Collected data
__________________________________________________

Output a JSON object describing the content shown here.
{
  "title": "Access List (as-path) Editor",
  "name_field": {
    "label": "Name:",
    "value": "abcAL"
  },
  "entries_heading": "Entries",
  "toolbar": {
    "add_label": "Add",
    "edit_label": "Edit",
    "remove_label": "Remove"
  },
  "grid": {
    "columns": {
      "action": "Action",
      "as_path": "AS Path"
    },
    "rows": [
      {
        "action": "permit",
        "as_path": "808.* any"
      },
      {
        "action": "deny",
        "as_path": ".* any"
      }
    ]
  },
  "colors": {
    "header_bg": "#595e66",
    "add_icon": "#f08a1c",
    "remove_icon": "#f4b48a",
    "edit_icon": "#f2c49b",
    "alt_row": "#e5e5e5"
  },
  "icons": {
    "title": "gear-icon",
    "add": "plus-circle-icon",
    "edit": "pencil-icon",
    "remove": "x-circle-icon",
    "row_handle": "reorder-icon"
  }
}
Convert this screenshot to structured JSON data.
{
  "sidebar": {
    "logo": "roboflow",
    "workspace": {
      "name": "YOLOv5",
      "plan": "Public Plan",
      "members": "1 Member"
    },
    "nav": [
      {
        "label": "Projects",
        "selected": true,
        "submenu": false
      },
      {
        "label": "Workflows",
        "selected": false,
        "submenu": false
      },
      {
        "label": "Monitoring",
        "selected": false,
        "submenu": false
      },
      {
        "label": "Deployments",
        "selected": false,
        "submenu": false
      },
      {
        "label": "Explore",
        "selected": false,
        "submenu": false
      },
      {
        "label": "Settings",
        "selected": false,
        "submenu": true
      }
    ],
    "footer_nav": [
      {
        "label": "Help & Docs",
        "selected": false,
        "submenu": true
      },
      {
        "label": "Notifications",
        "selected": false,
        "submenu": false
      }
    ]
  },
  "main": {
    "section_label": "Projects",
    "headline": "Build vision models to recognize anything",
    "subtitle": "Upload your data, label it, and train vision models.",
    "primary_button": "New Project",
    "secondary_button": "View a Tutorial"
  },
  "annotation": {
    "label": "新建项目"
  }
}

__________________________________________________

• [EXERCISE DESCRIPTION]:
Write out the material from the first line to the last, exactly.

• [FULL RESPONSE]:
Output a JSON object describing the content shown here.
{
  "title": "Access List (as-path) Editor",
  "name_field": {
    "label": "Name:",
    "value": "abcAL"
  },
  "entries_heading": "Entries",
  "toolbar": {
    "add_label": "Add",
    "edit_label": "Edit",
    "remove_label": "Remove"
  },
  "grid": {
    "columns": {
      "action": "Action",
      "as_path": "AS Path"
    },
    "rows": [
      {
        "action": "permit",
        "as_path": "808.* any"
      },
      {
        "action": "deny",
        "as_path": ".* any"
      }
    ]
  },
  "colors": {
    "header_bg": "#595e66",
    "add_icon": "#f08a1c",
    "remove_icon": "#f4b48a",
    "edit_icon": "#f2c49b",
    "alt_row": "#e5e5e5"
  },
  "icons": {
    "title": "gear-icon",
    "add": "plus-circle-icon",
    "edit": "pencil-icon",
    "remove": "x-circle-icon",
    "row_handle": "reorder-icon"
  }
}
Convert this screenshot to structured JSON data.
{
  "sidebar": {
    "logo": "roboflow",
    "workspace": {
      "name": "YOLOv5",
      "plan": "Public Plan",
      "members": "1 Member"
    },
    "nav": [
      {
        "label": "Projects",
        "selected": true,
        "submenu": false
      },
      {
        "label": "Workflows",
        "selected": false,
        "submenu": false
      },
      {
        "label": "Monitoring",
        "selected": false,
        "submenu": false
      },
      {
        "label": "Deployments",
        "selected": false,
        "submenu": false
      },
      {
        "label": "Explore",
        "selected": false,
        "submenu": false
      },
      {
        "label": "Settings",
        "selected": false,
        "submenu": true
      }
    ],
    "footer_nav": [
      {
        "label": "Help & Docs",
        "selected": false,
        "submenu": true
      },
      {
        "label": "Notifications",
        "selected": false,
        "submenu": false
      }
    ]
  },
  "main": {
    "section_label": "Projects",
    "headline": "Build vision models to recognize anything",
    "subtitle": "Upload your data, label it, and train vision models.",
    "primary_button": "New Project",
    "secondary_button": "View a Tutorial"
  },
  "annotation": {
    "label": "新建项目"
  }
}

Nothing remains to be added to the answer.